The problem - Identify the lines that contain the string "title" and report only how many there are.

Extracted entries -

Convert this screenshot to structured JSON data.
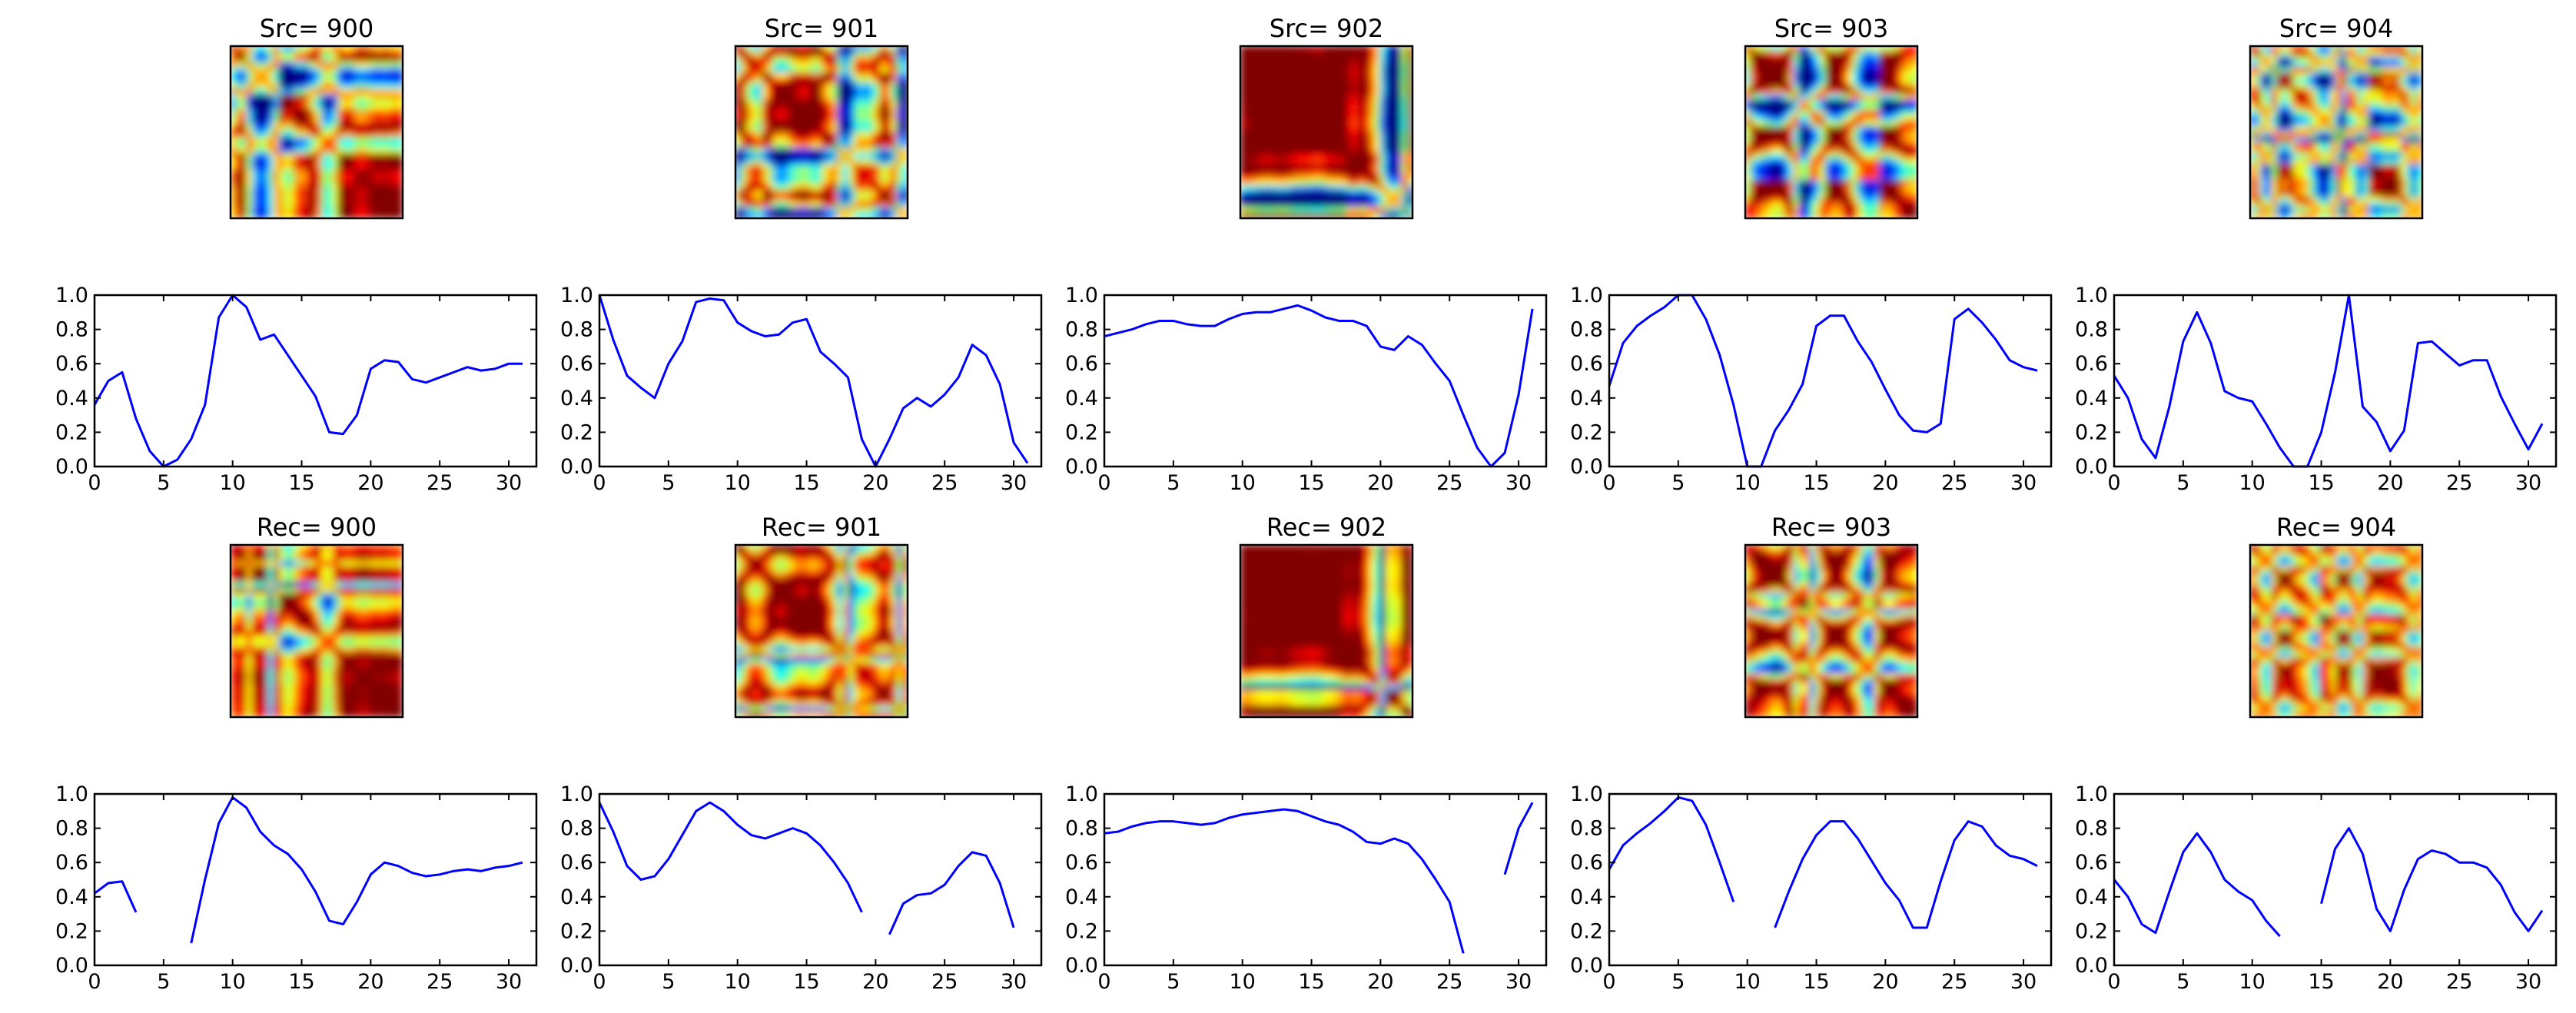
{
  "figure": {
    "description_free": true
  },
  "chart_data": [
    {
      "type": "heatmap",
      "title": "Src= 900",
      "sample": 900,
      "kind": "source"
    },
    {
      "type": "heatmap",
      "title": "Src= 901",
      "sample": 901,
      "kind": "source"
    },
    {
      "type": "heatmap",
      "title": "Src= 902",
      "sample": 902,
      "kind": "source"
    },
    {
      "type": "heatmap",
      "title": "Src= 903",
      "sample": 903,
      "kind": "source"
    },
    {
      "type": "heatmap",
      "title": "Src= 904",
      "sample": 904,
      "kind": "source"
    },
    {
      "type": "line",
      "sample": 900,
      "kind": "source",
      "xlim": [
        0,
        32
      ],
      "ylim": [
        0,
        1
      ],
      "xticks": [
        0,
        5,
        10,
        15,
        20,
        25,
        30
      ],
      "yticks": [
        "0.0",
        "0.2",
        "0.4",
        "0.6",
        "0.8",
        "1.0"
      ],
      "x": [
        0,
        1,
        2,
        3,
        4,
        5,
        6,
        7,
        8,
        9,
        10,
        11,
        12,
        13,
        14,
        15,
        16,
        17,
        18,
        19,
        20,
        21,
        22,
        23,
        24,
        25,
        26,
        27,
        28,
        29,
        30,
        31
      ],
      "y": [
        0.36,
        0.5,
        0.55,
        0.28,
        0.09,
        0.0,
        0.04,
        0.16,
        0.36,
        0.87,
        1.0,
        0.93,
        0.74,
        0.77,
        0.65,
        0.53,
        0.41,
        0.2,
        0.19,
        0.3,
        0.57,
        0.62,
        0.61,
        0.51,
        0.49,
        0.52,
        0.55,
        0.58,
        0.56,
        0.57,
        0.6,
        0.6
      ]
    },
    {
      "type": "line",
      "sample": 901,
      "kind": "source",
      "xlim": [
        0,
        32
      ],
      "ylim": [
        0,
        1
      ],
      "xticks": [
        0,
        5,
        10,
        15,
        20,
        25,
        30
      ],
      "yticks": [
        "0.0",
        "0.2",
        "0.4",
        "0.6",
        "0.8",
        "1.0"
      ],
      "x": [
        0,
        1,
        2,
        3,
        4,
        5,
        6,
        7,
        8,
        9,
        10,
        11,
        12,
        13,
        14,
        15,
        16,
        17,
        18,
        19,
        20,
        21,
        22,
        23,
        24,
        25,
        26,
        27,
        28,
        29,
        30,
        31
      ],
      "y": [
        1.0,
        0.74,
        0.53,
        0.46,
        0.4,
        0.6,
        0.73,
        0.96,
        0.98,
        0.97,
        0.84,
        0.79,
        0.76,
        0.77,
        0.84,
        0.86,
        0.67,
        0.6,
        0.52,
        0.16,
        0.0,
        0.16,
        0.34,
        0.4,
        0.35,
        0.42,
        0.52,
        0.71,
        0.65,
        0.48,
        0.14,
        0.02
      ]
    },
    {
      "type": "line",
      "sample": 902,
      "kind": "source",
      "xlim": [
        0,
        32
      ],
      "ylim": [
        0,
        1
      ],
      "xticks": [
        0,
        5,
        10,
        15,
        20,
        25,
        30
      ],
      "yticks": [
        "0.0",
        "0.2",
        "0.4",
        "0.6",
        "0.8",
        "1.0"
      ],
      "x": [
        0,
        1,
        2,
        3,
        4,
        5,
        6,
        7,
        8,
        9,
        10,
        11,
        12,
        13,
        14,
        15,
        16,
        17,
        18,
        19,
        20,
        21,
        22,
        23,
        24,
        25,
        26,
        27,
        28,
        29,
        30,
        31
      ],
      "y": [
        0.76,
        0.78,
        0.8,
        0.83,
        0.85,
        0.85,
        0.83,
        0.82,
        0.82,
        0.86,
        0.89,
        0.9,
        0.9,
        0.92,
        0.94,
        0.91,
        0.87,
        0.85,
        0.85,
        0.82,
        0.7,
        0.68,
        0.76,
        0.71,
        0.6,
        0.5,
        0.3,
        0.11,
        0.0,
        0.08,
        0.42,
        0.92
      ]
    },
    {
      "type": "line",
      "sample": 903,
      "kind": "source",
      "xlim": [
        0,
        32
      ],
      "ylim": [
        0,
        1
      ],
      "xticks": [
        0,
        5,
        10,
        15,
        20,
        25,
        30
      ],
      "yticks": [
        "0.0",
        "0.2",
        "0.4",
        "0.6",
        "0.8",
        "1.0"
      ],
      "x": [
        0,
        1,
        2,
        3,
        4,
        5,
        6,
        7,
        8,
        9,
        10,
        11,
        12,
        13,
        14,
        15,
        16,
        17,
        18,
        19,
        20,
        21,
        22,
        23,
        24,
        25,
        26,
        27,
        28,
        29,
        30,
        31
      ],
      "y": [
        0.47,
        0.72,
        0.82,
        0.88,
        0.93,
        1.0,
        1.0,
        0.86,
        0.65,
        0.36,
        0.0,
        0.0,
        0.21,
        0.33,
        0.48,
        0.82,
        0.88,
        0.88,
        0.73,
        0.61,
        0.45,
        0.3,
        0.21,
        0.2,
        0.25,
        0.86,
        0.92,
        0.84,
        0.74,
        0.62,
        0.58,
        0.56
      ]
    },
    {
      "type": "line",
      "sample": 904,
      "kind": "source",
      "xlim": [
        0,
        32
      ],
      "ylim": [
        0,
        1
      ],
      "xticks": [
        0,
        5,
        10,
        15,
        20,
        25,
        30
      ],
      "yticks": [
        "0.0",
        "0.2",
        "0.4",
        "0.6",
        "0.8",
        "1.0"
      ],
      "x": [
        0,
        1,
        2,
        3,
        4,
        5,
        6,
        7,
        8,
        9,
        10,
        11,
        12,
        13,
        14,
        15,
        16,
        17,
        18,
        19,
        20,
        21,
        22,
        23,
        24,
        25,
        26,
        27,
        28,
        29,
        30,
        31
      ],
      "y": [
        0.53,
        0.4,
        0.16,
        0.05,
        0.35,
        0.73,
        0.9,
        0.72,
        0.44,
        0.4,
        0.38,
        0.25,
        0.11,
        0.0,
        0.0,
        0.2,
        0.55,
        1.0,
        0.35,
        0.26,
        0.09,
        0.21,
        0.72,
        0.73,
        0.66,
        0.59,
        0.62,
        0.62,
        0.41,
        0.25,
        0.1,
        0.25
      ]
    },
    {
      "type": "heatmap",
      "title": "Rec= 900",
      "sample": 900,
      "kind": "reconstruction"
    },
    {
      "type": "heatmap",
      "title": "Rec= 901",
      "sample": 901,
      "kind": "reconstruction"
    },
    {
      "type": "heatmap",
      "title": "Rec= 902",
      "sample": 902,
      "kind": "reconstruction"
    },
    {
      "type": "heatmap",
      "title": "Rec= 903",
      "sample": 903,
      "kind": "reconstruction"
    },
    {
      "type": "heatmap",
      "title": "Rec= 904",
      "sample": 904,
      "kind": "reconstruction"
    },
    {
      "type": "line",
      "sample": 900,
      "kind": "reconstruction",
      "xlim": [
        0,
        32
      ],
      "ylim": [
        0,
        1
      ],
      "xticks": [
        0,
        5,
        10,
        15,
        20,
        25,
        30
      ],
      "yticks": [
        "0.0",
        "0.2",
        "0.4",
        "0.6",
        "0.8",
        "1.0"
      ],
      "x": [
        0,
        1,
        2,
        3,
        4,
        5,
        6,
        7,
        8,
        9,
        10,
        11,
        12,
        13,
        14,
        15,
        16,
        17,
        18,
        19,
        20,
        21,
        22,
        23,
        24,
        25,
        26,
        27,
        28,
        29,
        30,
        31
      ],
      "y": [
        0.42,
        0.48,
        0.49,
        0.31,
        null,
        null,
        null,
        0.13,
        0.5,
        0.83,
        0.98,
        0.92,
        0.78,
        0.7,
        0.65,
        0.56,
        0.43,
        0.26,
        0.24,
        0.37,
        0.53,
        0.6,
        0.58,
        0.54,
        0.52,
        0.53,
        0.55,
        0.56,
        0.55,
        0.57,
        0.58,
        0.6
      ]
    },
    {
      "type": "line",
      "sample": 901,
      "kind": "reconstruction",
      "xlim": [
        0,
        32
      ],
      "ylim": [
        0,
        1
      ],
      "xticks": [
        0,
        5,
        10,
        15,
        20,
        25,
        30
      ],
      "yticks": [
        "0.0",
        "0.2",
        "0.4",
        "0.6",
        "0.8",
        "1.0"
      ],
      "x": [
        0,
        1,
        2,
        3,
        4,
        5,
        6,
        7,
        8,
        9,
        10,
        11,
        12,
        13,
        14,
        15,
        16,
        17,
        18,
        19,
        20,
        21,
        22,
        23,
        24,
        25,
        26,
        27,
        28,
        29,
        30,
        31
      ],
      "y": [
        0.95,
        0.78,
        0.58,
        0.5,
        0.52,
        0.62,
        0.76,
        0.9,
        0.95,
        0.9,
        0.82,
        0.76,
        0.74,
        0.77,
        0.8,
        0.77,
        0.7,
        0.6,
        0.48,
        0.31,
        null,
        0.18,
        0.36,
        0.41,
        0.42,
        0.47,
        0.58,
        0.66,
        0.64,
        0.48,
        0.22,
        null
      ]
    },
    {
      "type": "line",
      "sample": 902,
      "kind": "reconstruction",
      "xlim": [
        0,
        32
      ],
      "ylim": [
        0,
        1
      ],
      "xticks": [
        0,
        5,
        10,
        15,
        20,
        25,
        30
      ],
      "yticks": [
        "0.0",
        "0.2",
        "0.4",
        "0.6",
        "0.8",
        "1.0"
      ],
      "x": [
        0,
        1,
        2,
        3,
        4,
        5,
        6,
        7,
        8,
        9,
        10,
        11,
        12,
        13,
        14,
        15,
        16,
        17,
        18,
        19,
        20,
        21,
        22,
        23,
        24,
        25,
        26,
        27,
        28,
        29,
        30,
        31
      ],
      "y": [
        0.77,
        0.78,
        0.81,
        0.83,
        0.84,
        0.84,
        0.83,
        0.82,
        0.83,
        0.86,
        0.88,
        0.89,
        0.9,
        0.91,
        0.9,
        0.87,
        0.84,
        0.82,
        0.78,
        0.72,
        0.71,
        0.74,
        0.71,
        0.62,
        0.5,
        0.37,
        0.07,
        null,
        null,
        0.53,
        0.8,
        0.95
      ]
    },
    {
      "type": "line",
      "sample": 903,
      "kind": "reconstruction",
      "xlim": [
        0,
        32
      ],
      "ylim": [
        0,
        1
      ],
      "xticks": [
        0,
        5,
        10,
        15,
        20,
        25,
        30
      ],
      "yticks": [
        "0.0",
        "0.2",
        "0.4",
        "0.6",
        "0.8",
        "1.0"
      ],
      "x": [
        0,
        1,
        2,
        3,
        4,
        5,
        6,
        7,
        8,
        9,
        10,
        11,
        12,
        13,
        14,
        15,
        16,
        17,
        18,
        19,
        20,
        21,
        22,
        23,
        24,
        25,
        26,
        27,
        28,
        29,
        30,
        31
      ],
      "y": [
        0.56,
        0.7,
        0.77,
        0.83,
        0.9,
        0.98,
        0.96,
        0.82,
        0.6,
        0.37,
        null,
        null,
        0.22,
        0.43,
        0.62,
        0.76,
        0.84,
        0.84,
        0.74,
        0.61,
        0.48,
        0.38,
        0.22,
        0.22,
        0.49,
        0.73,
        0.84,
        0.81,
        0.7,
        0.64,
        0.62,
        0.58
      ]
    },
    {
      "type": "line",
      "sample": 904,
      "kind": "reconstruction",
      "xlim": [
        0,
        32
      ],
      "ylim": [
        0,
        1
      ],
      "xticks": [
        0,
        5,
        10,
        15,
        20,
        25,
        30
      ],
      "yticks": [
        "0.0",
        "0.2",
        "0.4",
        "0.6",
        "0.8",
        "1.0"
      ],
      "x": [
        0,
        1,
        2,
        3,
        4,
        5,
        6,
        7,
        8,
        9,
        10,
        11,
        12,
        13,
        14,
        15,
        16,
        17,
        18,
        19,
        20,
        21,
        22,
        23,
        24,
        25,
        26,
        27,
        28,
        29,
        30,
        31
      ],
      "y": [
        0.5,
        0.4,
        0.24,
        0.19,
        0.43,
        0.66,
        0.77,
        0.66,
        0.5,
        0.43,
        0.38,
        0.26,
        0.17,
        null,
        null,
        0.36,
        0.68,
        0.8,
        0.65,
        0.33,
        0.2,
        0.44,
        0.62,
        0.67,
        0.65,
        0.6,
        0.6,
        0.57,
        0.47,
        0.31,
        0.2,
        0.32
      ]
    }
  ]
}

Worked answer - 10